(Data listing)
+ + + +

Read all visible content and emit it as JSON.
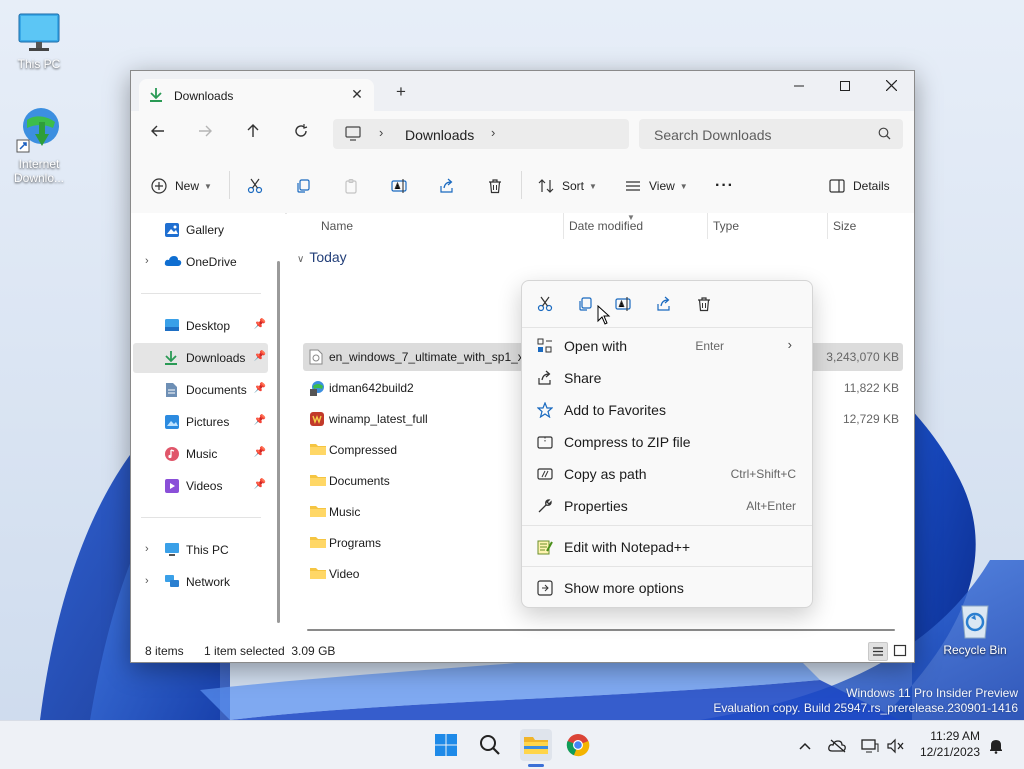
{
  "desktop": {
    "icons": [
      {
        "label": "This PC"
      },
      {
        "label": "Internet Downlo..."
      },
      {
        "label": "Recycle Bin"
      }
    ],
    "watermark": {
      "line1": "Windows 11 Pro Insider Preview",
      "line2": "Evaluation copy. Build 25947.rs_prerelease.230901-1416"
    }
  },
  "window": {
    "tab": {
      "label": "Downloads"
    },
    "address": {
      "location": "Downloads"
    },
    "search": {
      "placeholder": "Search Downloads"
    },
    "toolbar": {
      "new_label": "New",
      "sort_label": "Sort",
      "view_label": "View",
      "more_label": "···",
      "details_label": "Details"
    },
    "sidebar": {
      "items": [
        {
          "label": "Gallery"
        },
        {
          "label": "OneDrive"
        },
        {
          "label": "Desktop"
        },
        {
          "label": "Downloads"
        },
        {
          "label": "Documents"
        },
        {
          "label": "Pictures"
        },
        {
          "label": "Music"
        },
        {
          "label": "Videos"
        },
        {
          "label": "This PC"
        },
        {
          "label": "Network"
        }
      ]
    },
    "columns": {
      "name": "Name",
      "date": "Date modified",
      "type": "Type",
      "size": "Size"
    },
    "group": "Today",
    "files": [
      {
        "name": "en_windows_7_ultimate_with_sp1_x6",
        "size": "3,243,070 KB"
      },
      {
        "name": "idman642build2",
        "size": "11,822 KB"
      },
      {
        "name": "winamp_latest_full",
        "size": "12,729 KB"
      },
      {
        "name": "Compressed",
        "size": ""
      },
      {
        "name": "Documents",
        "size": ""
      },
      {
        "name": "Music",
        "size": ""
      },
      {
        "name": "Programs",
        "size": ""
      },
      {
        "name": "Video",
        "size": ""
      }
    ],
    "status": {
      "count": "8 items",
      "selection": "1 item selected  3.09 GB"
    }
  },
  "context_menu": {
    "items": [
      {
        "label": "Open with",
        "shortcut": "Enter"
      },
      {
        "label": "Share",
        "shortcut": ""
      },
      {
        "label": "Add to Favorites",
        "shortcut": ""
      },
      {
        "label": "Compress to ZIP file",
        "shortcut": ""
      },
      {
        "label": "Copy as path",
        "shortcut": "Ctrl+Shift+C"
      },
      {
        "label": "Properties",
        "shortcut": "Alt+Enter"
      },
      {
        "label": "Edit with Notepad++",
        "shortcut": ""
      },
      {
        "label": "Show more options",
        "shortcut": ""
      }
    ]
  },
  "taskbar": {
    "time": "11:29 AM",
    "date": "12/21/2023"
  },
  "colors": {
    "accent": "#0067c0",
    "folder": "#f5c542",
    "selection": "#dcdcdc",
    "taskbar": "#eef1f6"
  }
}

+ + + +

Exercise task
Show the lines that mention the word "Downloads".

Solution to the exercise
      "label": "Downloads"
      "location": "Downloads"
      "placeholder": "Search Downloads"
          "label": "Downloads"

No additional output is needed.